### Your assignment
Images aside, return all the entries exactly.
START Records for the task
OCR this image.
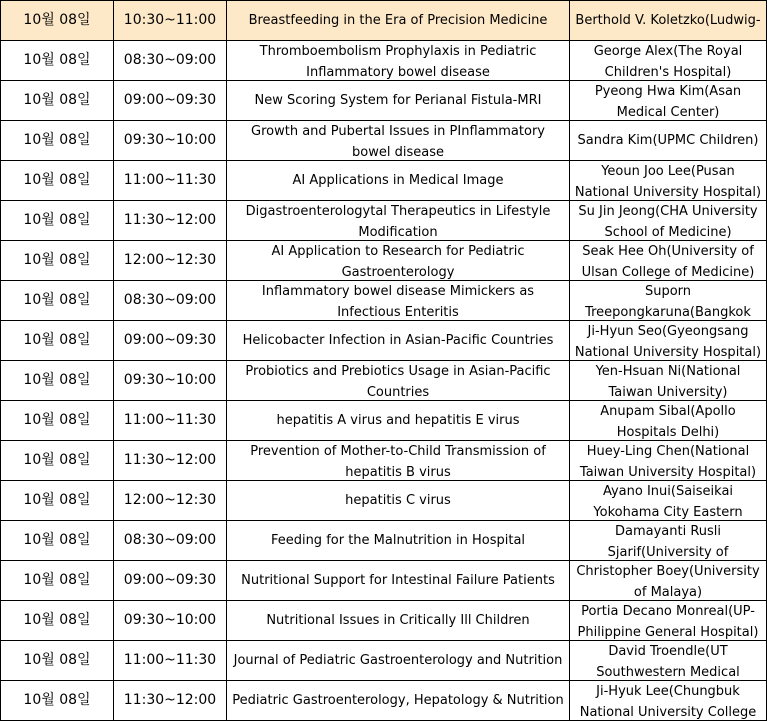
10월 08일	10:30~11:00	Breastfeeding in the Era of Precision Medicine	Berthold V. Koletzko(Ludwig-

10월 08일	08:30~09:00	Thromboembolism Prophylaxis in Pediatric Inflammatory bowel disease	George Alex(The Royal Children's Hospital)

10월 08일	09:00~09:30	New Scoring System for Perianal Fistula-MRI	Pyeong Hwa Kim(Asan Medical Center)

10월 08일	09:30~10:00	Growth and Pubertal Issues in PInflammatory bowel disease	Sandra Kim(UPMC Children)

10월 08일	11:00~11:30	AI Applications in Medical Image	Yeoun Joo Lee(Pusan National University Hospital)

10월 08일	11:30~12:00	Digastroenterologytal Therapeutics in Lifestyle Modification	Su Jin Jeong(CHA University School of Medicine)

10월 08일	12:00~12:30	AI Application to Research for Pediatric Gastroenterology	Seak Hee Oh(University of Ulsan College of Medicine)

10월 08일	08:30~09:00	Inflammatory bowel disease Mimickers as Infectious Enteritis	Suporn Treepongkaruna(Bangkok

10월 08일	09:00~09:30	Helicobacter Infection in Asian-Pacific Countries	Ji-Hyun Seo(Gyeongsang National University Hospital)

10월 08일	09:30~10:00	Probiotics and Prebiotics Usage in Asian-Pacific Countries	Yen-Hsuan Ni(National Taiwan University)

10월 08일	11:00~11:30	hepatitis A virus and hepatitis E virus	Anupam Sibal(Apollo Hospitals Delhi)

10월 08일	11:30~12:00	Prevention of Mother-to-Child Transmission of hepatitis B virus	Huey-Ling Chen(National Taiwan University Hospital)

10월 08일	12:00~12:30	hepatitis C virus	Ayano Inui(Saiseikai Yokohama City Eastern

10월 08일	08:30~09:00	Feeding for the Malnutrition in Hospital	Damayanti Rusli Sjarif(University of

10월 08일	09:00~09:30	Nutritional Support for Intestinal Failure Patients	Christopher Boey(University of Malaya)

10월 08일	09:30~10:00	Nutritional Issues in Critically Ill Children	Portia Decano Monreal(UP-Philippine General Hospital)

10월 08일	11:00~11:30	Journal of Pediatric Gastroenterology and Nutrition	David Troendle(UT Southwestern Medical

10월 08일	11:30~12:00	Pediatric Gastroenterology, Hepatology & Nutrition	Ji-Hyuk Lee(Chungbuk National University College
END Records for the task
### Task solution
OCR this image.
10월 08일	10:30~11:00	Breastfeeding in the Era of Precision Medicine	Berthold V. Koletzko(Ludwig-

10월 08일	08:30~09:00	Thromboembolism Prophylaxis in Pediatric Inflammatory bowel disease	George Alex(The Royal Children's Hospital)

10월 08일	09:00~09:30	New Scoring System for Perianal Fistula-MRI	Pyeong Hwa Kim(Asan Medical Center)

10월 08일	09:30~10:00	Growth and Pubertal Issues in PInflammatory bowel disease	Sandra Kim(UPMC Children)

10월 08일	11:00~11:30	AI Applications in Medical Image	Yeoun Joo Lee(Pusan National University Hospital)

10월 08일	11:30~12:00	Digastroenterologytal Therapeutics in Lifestyle Modification	Su Jin Jeong(CHA University School of Medicine)

10월 08일	12:00~12:30	AI Application to Research for Pediatric Gastroenterology	Seak Hee Oh(University of Ulsan College of Medicine)

10월 08일	08:30~09:00	Inflammatory bowel disease Mimickers as Infectious Enteritis	Suporn Treepongkaruna(Bangkok

10월 08일	09:00~09:30	Helicobacter Infection in Asian-Pacific Countries	Ji-Hyun Seo(Gyeongsang National University Hospital)

10월 08일	09:30~10:00	Probiotics and Prebiotics Usage in Asian-Pacific Countries	Yen-Hsuan Ni(National Taiwan University)

10월 08일	11:00~11:30	hepatitis A virus and hepatitis E virus	Anupam Sibal(Apollo Hospitals Delhi)

10월 08일	11:30~12:00	Prevention of Mother-to-Child Transmission of hepatitis B virus	Huey-Ling Chen(National Taiwan University Hospital)

10월 08일	12:00~12:30	hepatitis C virus	Ayano Inui(Saiseikai Yokohama City Eastern

10월 08일	08:30~09:00	Feeding for the Malnutrition in Hospital	Damayanti Rusli Sjarif(University of

10월 08일	09:00~09:30	Nutritional Support for Intestinal Failure Patients	Christopher Boey(University of Malaya)

10월 08일	09:30~10:00	Nutritional Issues in Critically Ill Children	Portia Decano Monreal(UP-Philippine General Hospital)

10월 08일	11:00~11:30	Journal of Pediatric Gastroenterology and Nutrition	David Troendle(UT Southwestern Medical

10월 08일	11:30~12:00	Pediatric Gastroenterology, Hepatology & Nutrition	Ji-Hyuk Lee(Chungbuk National University College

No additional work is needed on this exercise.